**Written problem:** Restate the material word for word and leave out anything that is a picture.

--- Start Entries shown ---

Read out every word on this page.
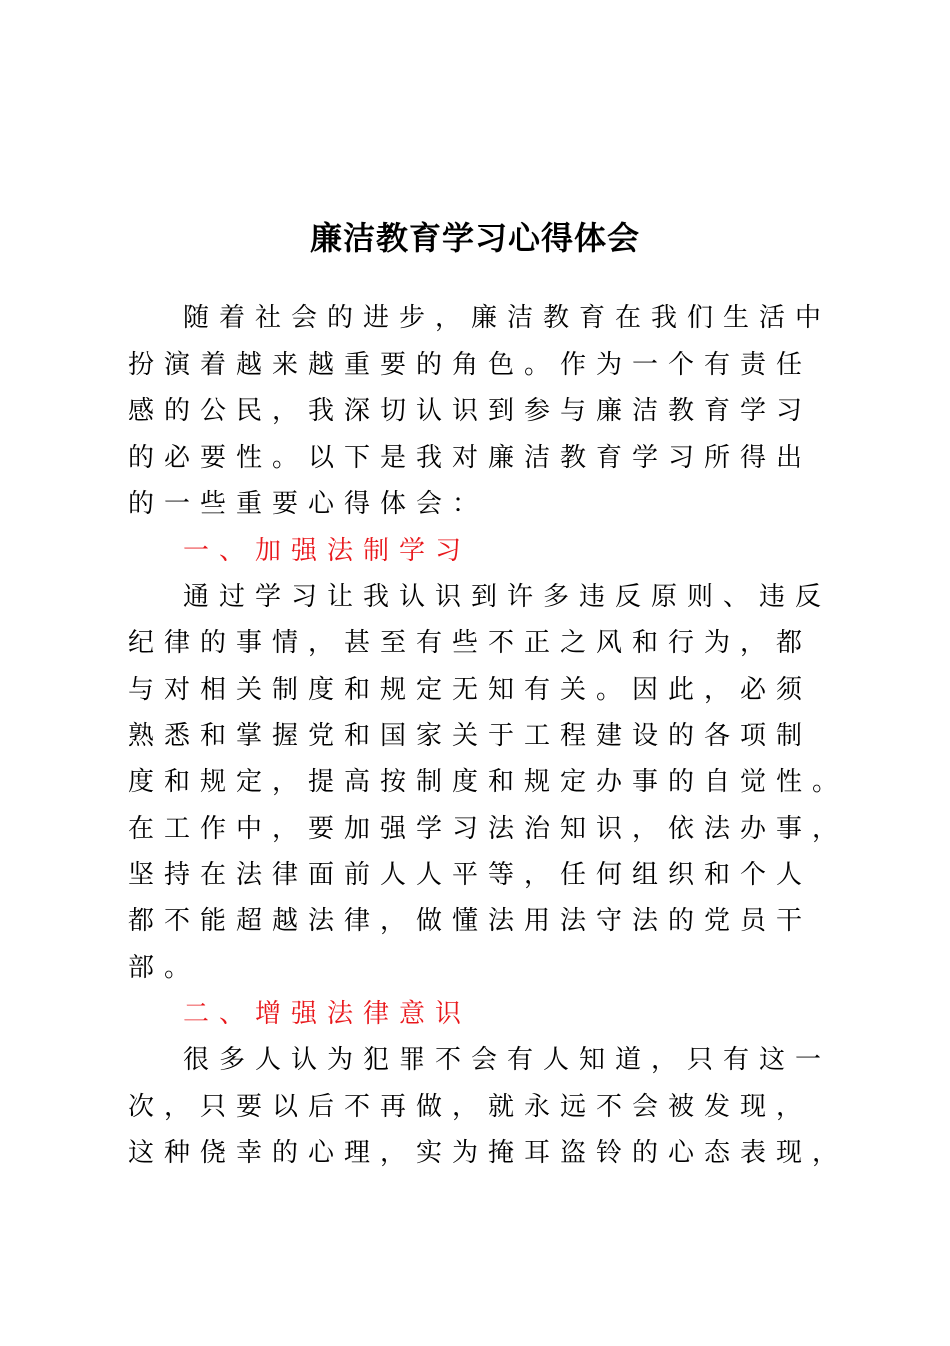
廉洁教育学习心得体会

随着社会的进步，廉洁教育在我们生活中

扮演着越来越重要的角色。作为一个有责任

感的公民，我深切认识到参与廉洁教育学习

的必要性。以下是我对廉洁教育学习所得出

的一些重要心得体会：

一、加强法制学习

通过学习让我认识到许多违反原则、违反

纪律的事情，甚至有些不正之风和行为，都

与对相关制度和规定无知有关。因此，必须

熟悉和掌握党和国家关于工程建设的各项制

度和规定，提高按制度和规定办事的自觉性。

在工作中，要加强学习法治知识，依法办事，

坚持在法律面前人人平等，任何组织和个人

都不能超越法律，做懂法用法守法的党员干

部。

二、增强法律意识

很多人认为犯罪不会有人知道，只有这一

次，只要以后不再做，就永远不会被发现，

这种侥幸的心理，实为掩耳盗铃的心态表现，
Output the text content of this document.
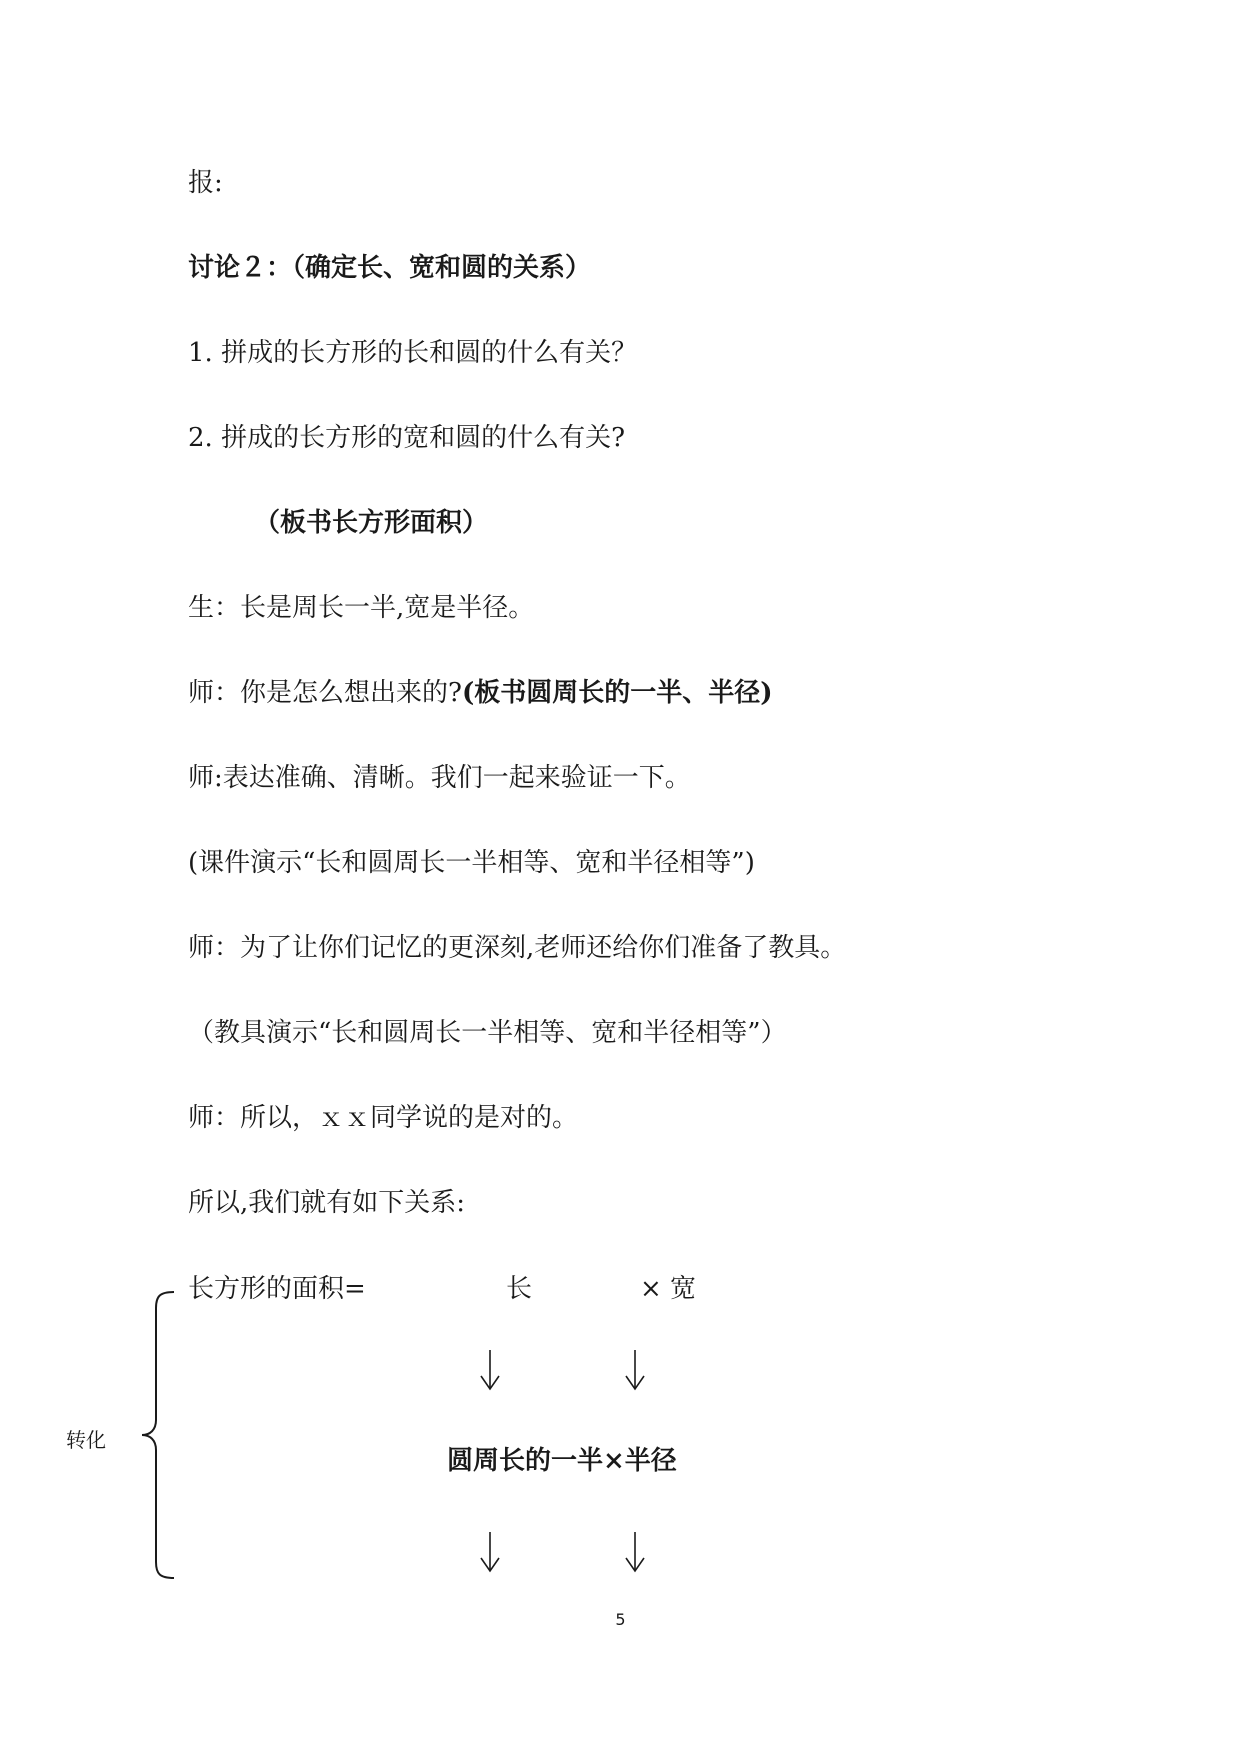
报:
讨论２：（确定长、宽和圆的关系）
1. 拼成的长方形的长和圆的什么有关？
2. 拼成的长方形的宽和圆的什么有关?
（板书长方形面积）
生：长是周长一半,宽是半径。
师：你是怎么想出来的?(板书圆周长的一半、半径)
师:表达准确、清晰。我们一起来验证一下。
(课件演示“长和圆周长一半相等、宽和半径相等”)
师：为了让你们记忆的更深刻,老师还给你们准备了教具。
（教具演示“长和圆周长一半相等、宽和半径相等”）
师：所以，ｘｘ同学说的是对的。
所以,我们就有如下关系:
长方形的面积=	长	× 宽
圆周长的一半×半径
转化
5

--- End Entries shown ---

**Output for this exercise:**
Read out every word on this page.
廉洁教育学习心得体会

随着社会的进步，廉洁教育在我们生活中

扮演着越来越重要的角色。作为一个有责任

感的公民，我深切认识到参与廉洁教育学习

的必要性。以下是我对廉洁教育学习所得出

的一些重要心得体会：

一、加强法制学习

通过学习让我认识到许多违反原则、违反

纪律的事情，甚至有些不正之风和行为，都

与对相关制度和规定无知有关。因此，必须

熟悉和掌握党和国家关于工程建设的各项制

度和规定，提高按制度和规定办事的自觉性。

在工作中，要加强学习法治知识，依法办事，

坚持在法律面前人人平等，任何组织和个人

都不能超越法律，做懂法用法守法的党员干

部。

二、增强法律意识

很多人认为犯罪不会有人知道，只有这一

次，只要以后不再做，就永远不会被发现，

这种侥幸的心理，实为掩耳盗铃的心态表现，
Output the text content of this document.
报:
讨论２：（确定长、宽和圆的关系）
1. 拼成的长方形的长和圆的什么有关？
2. 拼成的长方形的宽和圆的什么有关?
（板书长方形面积）
生：长是周长一半,宽是半径。
师：你是怎么想出来的?(板书圆周长的一半、半径)
师:表达准确、清晰。我们一起来验证一下。
(课件演示“长和圆周长一半相等、宽和半径相等”)
师：为了让你们记忆的更深刻,老师还给你们准备了教具。
（教具演示“长和圆周长一半相等、宽和半径相等”）
师：所以，ｘｘ同学说的是对的。
所以,我们就有如下关系:
长方形的面积=	长	× 宽
圆周长的一半×半径
转化
5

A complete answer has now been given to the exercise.